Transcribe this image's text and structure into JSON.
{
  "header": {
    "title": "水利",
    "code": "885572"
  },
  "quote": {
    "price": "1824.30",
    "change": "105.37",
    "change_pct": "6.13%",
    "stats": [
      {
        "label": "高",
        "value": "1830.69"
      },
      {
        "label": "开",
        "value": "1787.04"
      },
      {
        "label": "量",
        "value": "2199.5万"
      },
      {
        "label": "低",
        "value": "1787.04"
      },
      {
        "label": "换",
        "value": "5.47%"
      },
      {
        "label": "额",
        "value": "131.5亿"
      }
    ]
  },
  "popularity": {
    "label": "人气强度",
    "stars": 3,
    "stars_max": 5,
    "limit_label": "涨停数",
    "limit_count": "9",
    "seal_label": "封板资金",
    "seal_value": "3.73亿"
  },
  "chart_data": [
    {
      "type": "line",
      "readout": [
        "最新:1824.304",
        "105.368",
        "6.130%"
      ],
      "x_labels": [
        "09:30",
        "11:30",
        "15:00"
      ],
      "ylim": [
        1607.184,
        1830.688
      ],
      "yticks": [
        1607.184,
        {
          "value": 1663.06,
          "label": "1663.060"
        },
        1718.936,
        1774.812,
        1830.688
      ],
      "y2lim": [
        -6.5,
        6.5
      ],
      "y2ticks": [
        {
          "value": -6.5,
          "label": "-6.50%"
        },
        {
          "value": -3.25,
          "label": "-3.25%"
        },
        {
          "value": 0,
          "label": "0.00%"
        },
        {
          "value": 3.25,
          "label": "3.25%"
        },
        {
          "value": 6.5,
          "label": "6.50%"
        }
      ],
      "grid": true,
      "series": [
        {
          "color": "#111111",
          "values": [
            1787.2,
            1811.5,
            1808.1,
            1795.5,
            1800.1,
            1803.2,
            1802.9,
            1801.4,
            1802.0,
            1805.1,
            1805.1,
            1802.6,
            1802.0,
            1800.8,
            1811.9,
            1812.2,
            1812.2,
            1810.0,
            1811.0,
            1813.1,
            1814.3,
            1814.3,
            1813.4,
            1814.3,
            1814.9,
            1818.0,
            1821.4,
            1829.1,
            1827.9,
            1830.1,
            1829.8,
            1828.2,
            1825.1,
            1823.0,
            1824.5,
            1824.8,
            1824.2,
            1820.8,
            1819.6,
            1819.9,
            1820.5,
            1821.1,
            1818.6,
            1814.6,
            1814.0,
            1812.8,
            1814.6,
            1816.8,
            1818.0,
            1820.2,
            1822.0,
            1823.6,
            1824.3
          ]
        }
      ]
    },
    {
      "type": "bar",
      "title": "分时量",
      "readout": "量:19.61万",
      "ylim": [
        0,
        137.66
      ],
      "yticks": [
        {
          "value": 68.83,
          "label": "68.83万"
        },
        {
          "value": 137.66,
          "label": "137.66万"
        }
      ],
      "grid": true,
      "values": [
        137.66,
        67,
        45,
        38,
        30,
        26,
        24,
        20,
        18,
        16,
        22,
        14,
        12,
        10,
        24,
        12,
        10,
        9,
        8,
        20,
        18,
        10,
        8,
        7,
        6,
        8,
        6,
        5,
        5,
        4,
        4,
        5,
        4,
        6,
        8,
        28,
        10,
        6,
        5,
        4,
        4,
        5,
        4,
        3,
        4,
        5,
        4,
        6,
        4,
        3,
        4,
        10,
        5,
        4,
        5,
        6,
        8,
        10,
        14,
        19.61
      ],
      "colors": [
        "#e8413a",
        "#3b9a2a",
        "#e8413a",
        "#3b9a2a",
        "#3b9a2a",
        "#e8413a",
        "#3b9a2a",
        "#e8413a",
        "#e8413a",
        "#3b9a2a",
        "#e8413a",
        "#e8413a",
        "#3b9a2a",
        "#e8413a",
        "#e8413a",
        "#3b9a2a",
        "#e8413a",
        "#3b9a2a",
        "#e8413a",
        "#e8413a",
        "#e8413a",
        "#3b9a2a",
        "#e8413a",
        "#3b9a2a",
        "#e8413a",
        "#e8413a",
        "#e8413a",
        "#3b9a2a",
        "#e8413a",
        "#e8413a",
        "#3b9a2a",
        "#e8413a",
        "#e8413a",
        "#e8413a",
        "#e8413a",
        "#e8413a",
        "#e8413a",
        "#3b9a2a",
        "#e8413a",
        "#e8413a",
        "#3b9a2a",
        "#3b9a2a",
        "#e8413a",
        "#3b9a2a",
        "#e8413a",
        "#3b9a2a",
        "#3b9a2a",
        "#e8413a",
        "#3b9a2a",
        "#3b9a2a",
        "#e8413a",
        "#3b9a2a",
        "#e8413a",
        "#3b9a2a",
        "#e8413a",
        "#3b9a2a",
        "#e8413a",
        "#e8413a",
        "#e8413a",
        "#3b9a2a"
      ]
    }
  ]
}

● ● ● ● ●

JOB |
Every entry must be output again, exactly as written above.

REPLY TO THE TASK |
Transcribe this image's text and structure into JSON.
{
  "header": {
    "title": "水利",
    "code": "885572"
  },
  "quote": {
    "price": "1824.30",
    "change": "105.37",
    "change_pct": "6.13%",
    "stats": [
      {
        "label": "高",
        "value": "1830.69"
      },
      {
        "label": "开",
        "value": "1787.04"
      },
      {
        "label": "量",
        "value": "2199.5万"
      },
      {
        "label": "低",
        "value": "1787.04"
      },
      {
        "label": "换",
        "value": "5.47%"
      },
      {
        "label": "额",
        "value": "131.5亿"
      }
    ]
  },
  "popularity": {
    "label": "人气强度",
    "stars": 3,
    "stars_max": 5,
    "limit_label": "涨停数",
    "limit_count": "9",
    "seal_label": "封板资金",
    "seal_value": "3.73亿"
  },
  "chart_data": [
    {
      "type": "line",
      "readout": [
        "最新:1824.304",
        "105.368",
        "6.130%"
      ],
      "x_labels": [
        "09:30",
        "11:30",
        "15:00"
      ],
      "ylim": [
        1607.184,
        1830.688
      ],
      "yticks": [
        1607.184,
        {
          "value": 1663.06,
          "label": "1663.060"
        },
        1718.936,
        1774.812,
        1830.688
      ],
      "y2lim": [
        -6.5,
        6.5
      ],
      "y2ticks": [
        {
          "value": -6.5,
          "label": "-6.50%"
        },
        {
          "value": -3.25,
          "label": "-3.25%"
        },
        {
          "value": 0,
          "label": "0.00%"
        },
        {
          "value": 3.25,
          "label": "3.25%"
        },
        {
          "value": 6.5,
          "label": "6.50%"
        }
      ],
      "grid": true,
      "series": [
        {
          "color": "#111111",
          "values": [
            1787.2,
            1811.5,
            1808.1,
            1795.5,
            1800.1,
            1803.2,
            1802.9,
            1801.4,
            1802.0,
            1805.1,
            1805.1,
            1802.6,
            1802.0,
            1800.8,
            1811.9,
            1812.2,
            1812.2,
            1810.0,
            1811.0,
            1813.1,
            1814.3,
            1814.3,
            1813.4,
            1814.3,
            1814.9,
            1818.0,
            1821.4,
            1829.1,
            1827.9,
            1830.1,
            1829.8,
            1828.2,
            1825.1,
            1823.0,
            1824.5,
            1824.8,
            1824.2,
            1820.8,
            1819.6,
            1819.9,
            1820.5,
            1821.1,
            1818.6,
            1814.6,
            1814.0,
            1812.8,
            1814.6,
            1816.8,
            1818.0,
            1820.2,
            1822.0,
            1823.6,
            1824.3
          ]
        }
      ]
    },
    {
      "type": "bar",
      "title": "分时量",
      "readout": "量:19.61万",
      "ylim": [
        0,
        137.66
      ],
      "yticks": [
        {
          "value": 68.83,
          "label": "68.83万"
        },
        {
          "value": 137.66,
          "label": "137.66万"
        }
      ],
      "grid": true,
      "values": [
        137.66,
        67,
        45,
        38,
        30,
        26,
        24,
        20,
        18,
        16,
        22,
        14,
        12,
        10,
        24,
        12,
        10,
        9,
        8,
        20,
        18,
        10,
        8,
        7,
        6,
        8,
        6,
        5,
        5,
        4,
        4,
        5,
        4,
        6,
        8,
        28,
        10,
        6,
        5,
        4,
        4,
        5,
        4,
        3,
        4,
        5,
        4,
        6,
        4,
        3,
        4,
        10,
        5,
        4,
        5,
        6,
        8,
        10,
        14,
        19.61
      ],
      "colors": [
        "#e8413a",
        "#3b9a2a",
        "#e8413a",
        "#3b9a2a",
        "#3b9a2a",
        "#e8413a",
        "#3b9a2a",
        "#e8413a",
        "#e8413a",
        "#3b9a2a",
        "#e8413a",
        "#e8413a",
        "#3b9a2a",
        "#e8413a",
        "#e8413a",
        "#3b9a2a",
        "#e8413a",
        "#3b9a2a",
        "#e8413a",
        "#e8413a",
        "#e8413a",
        "#3b9a2a",
        "#e8413a",
        "#3b9a2a",
        "#e8413a",
        "#e8413a",
        "#e8413a",
        "#3b9a2a",
        "#e8413a",
        "#e8413a",
        "#3b9a2a",
        "#e8413a",
        "#e8413a",
        "#e8413a",
        "#e8413a",
        "#e8413a",
        "#e8413a",
        "#3b9a2a",
        "#e8413a",
        "#e8413a",
        "#3b9a2a",
        "#3b9a2a",
        "#e8413a",
        "#3b9a2a",
        "#e8413a",
        "#3b9a2a",
        "#3b9a2a",
        "#e8413a",
        "#3b9a2a",
        "#3b9a2a",
        "#e8413a",
        "#3b9a2a",
        "#e8413a",
        "#3b9a2a",
        "#e8413a",
        "#3b9a2a",
        "#e8413a",
        "#e8413a",
        "#e8413a",
        "#3b9a2a"
      ]
    }
  ]
}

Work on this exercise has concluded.